--- PROBLEM REQUIREMENTS ---
Copy all the material that follows, keeping every character the same.

Collected data entries:
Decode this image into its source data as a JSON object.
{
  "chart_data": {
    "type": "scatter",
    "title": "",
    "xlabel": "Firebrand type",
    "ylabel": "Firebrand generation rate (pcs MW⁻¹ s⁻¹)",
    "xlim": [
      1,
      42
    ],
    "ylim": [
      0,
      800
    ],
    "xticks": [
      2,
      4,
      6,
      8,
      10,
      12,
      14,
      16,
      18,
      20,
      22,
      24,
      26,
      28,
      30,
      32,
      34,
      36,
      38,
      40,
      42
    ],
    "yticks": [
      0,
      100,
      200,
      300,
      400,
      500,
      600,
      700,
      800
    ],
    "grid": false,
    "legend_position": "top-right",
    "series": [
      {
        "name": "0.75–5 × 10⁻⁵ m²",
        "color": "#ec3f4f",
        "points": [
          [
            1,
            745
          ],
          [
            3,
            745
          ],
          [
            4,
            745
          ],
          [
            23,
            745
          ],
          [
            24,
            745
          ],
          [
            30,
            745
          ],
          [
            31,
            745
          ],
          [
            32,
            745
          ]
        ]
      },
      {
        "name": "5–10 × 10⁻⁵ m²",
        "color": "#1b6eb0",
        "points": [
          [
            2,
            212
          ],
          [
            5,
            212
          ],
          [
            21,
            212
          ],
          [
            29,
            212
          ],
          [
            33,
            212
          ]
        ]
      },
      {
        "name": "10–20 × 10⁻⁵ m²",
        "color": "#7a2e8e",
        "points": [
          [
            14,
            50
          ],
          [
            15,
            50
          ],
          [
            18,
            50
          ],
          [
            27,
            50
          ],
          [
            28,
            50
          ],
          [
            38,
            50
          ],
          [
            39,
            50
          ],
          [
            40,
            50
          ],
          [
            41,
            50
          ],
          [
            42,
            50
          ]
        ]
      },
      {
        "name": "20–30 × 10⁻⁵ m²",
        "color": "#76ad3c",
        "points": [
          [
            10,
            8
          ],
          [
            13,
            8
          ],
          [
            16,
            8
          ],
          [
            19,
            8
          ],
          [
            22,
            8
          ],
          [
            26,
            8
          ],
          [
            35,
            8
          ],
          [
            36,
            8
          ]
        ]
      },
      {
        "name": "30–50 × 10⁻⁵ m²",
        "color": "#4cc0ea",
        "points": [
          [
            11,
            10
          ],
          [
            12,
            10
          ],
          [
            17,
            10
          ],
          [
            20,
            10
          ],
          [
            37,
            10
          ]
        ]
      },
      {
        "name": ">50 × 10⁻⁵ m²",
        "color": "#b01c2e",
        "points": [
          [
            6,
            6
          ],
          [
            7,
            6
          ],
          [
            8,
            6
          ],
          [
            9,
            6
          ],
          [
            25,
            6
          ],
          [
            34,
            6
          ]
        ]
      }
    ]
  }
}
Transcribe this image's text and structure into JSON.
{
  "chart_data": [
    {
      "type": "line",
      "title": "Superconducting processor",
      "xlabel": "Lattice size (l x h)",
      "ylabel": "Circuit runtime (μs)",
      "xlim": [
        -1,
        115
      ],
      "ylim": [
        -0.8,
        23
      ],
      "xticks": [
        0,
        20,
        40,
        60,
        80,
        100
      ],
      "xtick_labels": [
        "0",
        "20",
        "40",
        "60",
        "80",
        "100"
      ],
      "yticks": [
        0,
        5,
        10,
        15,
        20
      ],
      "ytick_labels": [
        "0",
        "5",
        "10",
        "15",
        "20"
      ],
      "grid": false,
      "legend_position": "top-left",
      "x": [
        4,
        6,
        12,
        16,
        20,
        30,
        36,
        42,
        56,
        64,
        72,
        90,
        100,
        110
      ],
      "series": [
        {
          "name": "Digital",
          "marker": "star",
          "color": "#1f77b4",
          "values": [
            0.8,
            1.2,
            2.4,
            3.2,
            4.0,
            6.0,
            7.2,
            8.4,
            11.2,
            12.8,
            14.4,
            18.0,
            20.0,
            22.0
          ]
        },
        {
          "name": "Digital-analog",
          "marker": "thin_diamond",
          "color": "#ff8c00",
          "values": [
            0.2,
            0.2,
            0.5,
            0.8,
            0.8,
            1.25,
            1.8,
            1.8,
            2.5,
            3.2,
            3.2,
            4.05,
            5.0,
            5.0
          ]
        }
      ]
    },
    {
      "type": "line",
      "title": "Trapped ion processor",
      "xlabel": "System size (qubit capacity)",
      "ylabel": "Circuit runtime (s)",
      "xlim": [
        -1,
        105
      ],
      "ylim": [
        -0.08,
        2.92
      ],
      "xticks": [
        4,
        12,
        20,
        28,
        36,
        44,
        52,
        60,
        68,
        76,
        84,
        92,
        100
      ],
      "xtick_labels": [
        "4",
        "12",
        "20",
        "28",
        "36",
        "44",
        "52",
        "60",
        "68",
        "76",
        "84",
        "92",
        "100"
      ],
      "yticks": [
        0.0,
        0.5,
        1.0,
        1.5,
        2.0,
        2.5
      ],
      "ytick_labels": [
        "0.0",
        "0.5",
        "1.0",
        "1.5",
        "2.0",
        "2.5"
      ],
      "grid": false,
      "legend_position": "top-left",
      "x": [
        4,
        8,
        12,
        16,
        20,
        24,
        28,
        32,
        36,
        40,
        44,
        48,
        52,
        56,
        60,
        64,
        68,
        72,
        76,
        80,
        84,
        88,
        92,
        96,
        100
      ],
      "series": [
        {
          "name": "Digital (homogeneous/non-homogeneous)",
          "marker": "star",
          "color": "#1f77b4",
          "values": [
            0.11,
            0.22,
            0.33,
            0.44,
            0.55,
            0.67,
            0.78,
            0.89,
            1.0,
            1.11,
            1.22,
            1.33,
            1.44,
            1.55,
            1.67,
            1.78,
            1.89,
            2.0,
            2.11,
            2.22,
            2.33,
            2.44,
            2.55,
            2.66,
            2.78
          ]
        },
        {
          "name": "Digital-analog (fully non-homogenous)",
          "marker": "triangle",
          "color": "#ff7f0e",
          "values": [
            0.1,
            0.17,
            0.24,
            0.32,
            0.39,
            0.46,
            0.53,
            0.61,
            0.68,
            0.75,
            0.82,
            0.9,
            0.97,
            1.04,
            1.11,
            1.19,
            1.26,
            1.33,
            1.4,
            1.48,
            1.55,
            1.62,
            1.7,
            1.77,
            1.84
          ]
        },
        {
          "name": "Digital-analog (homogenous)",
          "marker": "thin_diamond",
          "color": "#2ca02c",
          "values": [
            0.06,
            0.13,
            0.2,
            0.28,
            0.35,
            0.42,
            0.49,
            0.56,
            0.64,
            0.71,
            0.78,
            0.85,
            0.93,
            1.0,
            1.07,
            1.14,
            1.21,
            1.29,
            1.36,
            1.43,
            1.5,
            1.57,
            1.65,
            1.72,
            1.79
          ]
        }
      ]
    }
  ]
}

--- TASK SOLUTION ---
Decode this image into its source data as a JSON object.
{
  "chart_data": {
    "type": "scatter",
    "title": "",
    "xlabel": "Firebrand type",
    "ylabel": "Firebrand generation rate (pcs MW⁻¹ s⁻¹)",
    "xlim": [
      1,
      42
    ],
    "ylim": [
      0,
      800
    ],
    "xticks": [
      2,
      4,
      6,
      8,
      10,
      12,
      14,
      16,
      18,
      20,
      22,
      24,
      26,
      28,
      30,
      32,
      34,
      36,
      38,
      40,
      42
    ],
    "yticks": [
      0,
      100,
      200,
      300,
      400,
      500,
      600,
      700,
      800
    ],
    "grid": false,
    "legend_position": "top-right",
    "series": [
      {
        "name": "0.75–5 × 10⁻⁵ m²",
        "color": "#ec3f4f",
        "points": [
          [
            1,
            745
          ],
          [
            3,
            745
          ],
          [
            4,
            745
          ],
          [
            23,
            745
          ],
          [
            24,
            745
          ],
          [
            30,
            745
          ],
          [
            31,
            745
          ],
          [
            32,
            745
          ]
        ]
      },
      {
        "name": "5–10 × 10⁻⁵ m²",
        "color": "#1b6eb0",
        "points": [
          [
            2,
            212
          ],
          [
            5,
            212
          ],
          [
            21,
            212
          ],
          [
            29,
            212
          ],
          [
            33,
            212
          ]
        ]
      },
      {
        "name": "10–20 × 10⁻⁵ m²",
        "color": "#7a2e8e",
        "points": [
          [
            14,
            50
          ],
          [
            15,
            50
          ],
          [
            18,
            50
          ],
          [
            27,
            50
          ],
          [
            28,
            50
          ],
          [
            38,
            50
          ],
          [
            39,
            50
          ],
          [
            40,
            50
          ],
          [
            41,
            50
          ],
          [
            42,
            50
          ]
        ]
      },
      {
        "name": "20–30 × 10⁻⁵ m²",
        "color": "#76ad3c",
        "points": [
          [
            10,
            8
          ],
          [
            13,
            8
          ],
          [
            16,
            8
          ],
          [
            19,
            8
          ],
          [
            22,
            8
          ],
          [
            26,
            8
          ],
          [
            35,
            8
          ],
          [
            36,
            8
          ]
        ]
      },
      {
        "name": "30–50 × 10⁻⁵ m²",
        "color": "#4cc0ea",
        "points": [
          [
            11,
            10
          ],
          [
            12,
            10
          ],
          [
            17,
            10
          ],
          [
            20,
            10
          ],
          [
            37,
            10
          ]
        ]
      },
      {
        "name": ">50 × 10⁻⁵ m²",
        "color": "#b01c2e",
        "points": [
          [
            6,
            6
          ],
          [
            7,
            6
          ],
          [
            8,
            6
          ],
          [
            9,
            6
          ],
          [
            25,
            6
          ],
          [
            34,
            6
          ]
        ]
      }
    ]
  }
}
Transcribe this image's text and structure into JSON.
{
  "chart_data": [
    {
      "type": "line",
      "title": "Superconducting processor",
      "xlabel": "Lattice size (l x h)",
      "ylabel": "Circuit runtime (μs)",
      "xlim": [
        -1,
        115
      ],
      "ylim": [
        -0.8,
        23
      ],
      "xticks": [
        0,
        20,
        40,
        60,
        80,
        100
      ],
      "xtick_labels": [
        "0",
        "20",
        "40",
        "60",
        "80",
        "100"
      ],
      "yticks": [
        0,
        5,
        10,
        15,
        20
      ],
      "ytick_labels": [
        "0",
        "5",
        "10",
        "15",
        "20"
      ],
      "grid": false,
      "legend_position": "top-left",
      "x": [
        4,
        6,
        12,
        16,
        20,
        30,
        36,
        42,
        56,
        64,
        72,
        90,
        100,
        110
      ],
      "series": [
        {
          "name": "Digital",
          "marker": "star",
          "color": "#1f77b4",
          "values": [
            0.8,
            1.2,
            2.4,
            3.2,
            4.0,
            6.0,
            7.2,
            8.4,
            11.2,
            12.8,
            14.4,
            18.0,
            20.0,
            22.0
          ]
        },
        {
          "name": "Digital-analog",
          "marker": "thin_diamond",
          "color": "#ff8c00",
          "values": [
            0.2,
            0.2,
            0.5,
            0.8,
            0.8,
            1.25,
            1.8,
            1.8,
            2.5,
            3.2,
            3.2,
            4.05,
            5.0,
            5.0
          ]
        }
      ]
    },
    {
      "type": "line",
      "title": "Trapped ion processor",
      "xlabel": "System size (qubit capacity)",
      "ylabel": "Circuit runtime (s)",
      "xlim": [
        -1,
        105
      ],
      "ylim": [
        -0.08,
        2.92
      ],
      "xticks": [
        4,
        12,
        20,
        28,
        36,
        44,
        52,
        60,
        68,
        76,
        84,
        92,
        100
      ],
      "xtick_labels": [
        "4",
        "12",
        "20",
        "28",
        "36",
        "44",
        "52",
        "60",
        "68",
        "76",
        "84",
        "92",
        "100"
      ],
      "yticks": [
        0.0,
        0.5,
        1.0,
        1.5,
        2.0,
        2.5
      ],
      "ytick_labels": [
        "0.0",
        "0.5",
        "1.0",
        "1.5",
        "2.0",
        "2.5"
      ],
      "grid": false,
      "legend_position": "top-left",
      "x": [
        4,
        8,
        12,
        16,
        20,
        24,
        28,
        32,
        36,
        40,
        44,
        48,
        52,
        56,
        60,
        64,
        68,
        72,
        76,
        80,
        84,
        88,
        92,
        96,
        100
      ],
      "series": [
        {
          "name": "Digital (homogeneous/non-homogeneous)",
          "marker": "star",
          "color": "#1f77b4",
          "values": [
            0.11,
            0.22,
            0.33,
            0.44,
            0.55,
            0.67,
            0.78,
            0.89,
            1.0,
            1.11,
            1.22,
            1.33,
            1.44,
            1.55,
            1.67,
            1.78,
            1.89,
            2.0,
            2.11,
            2.22,
            2.33,
            2.44,
            2.55,
            2.66,
            2.78
          ]
        },
        {
          "name": "Digital-analog (fully non-homogenous)",
          "marker": "triangle",
          "color": "#ff7f0e",
          "values": [
            0.1,
            0.17,
            0.24,
            0.32,
            0.39,
            0.46,
            0.53,
            0.61,
            0.68,
            0.75,
            0.82,
            0.9,
            0.97,
            1.04,
            1.11,
            1.19,
            1.26,
            1.33,
            1.4,
            1.48,
            1.55,
            1.62,
            1.7,
            1.77,
            1.84
          ]
        },
        {
          "name": "Digital-analog (homogenous)",
          "marker": "thin_diamond",
          "color": "#2ca02c",
          "values": [
            0.06,
            0.13,
            0.2,
            0.28,
            0.35,
            0.42,
            0.49,
            0.56,
            0.64,
            0.71,
            0.78,
            0.85,
            0.93,
            1.0,
            1.07,
            1.14,
            1.21,
            1.29,
            1.36,
            1.43,
            1.5,
            1.57,
            1.65,
            1.72,
            1.79
          ]
        }
      ]
    }
  ]
}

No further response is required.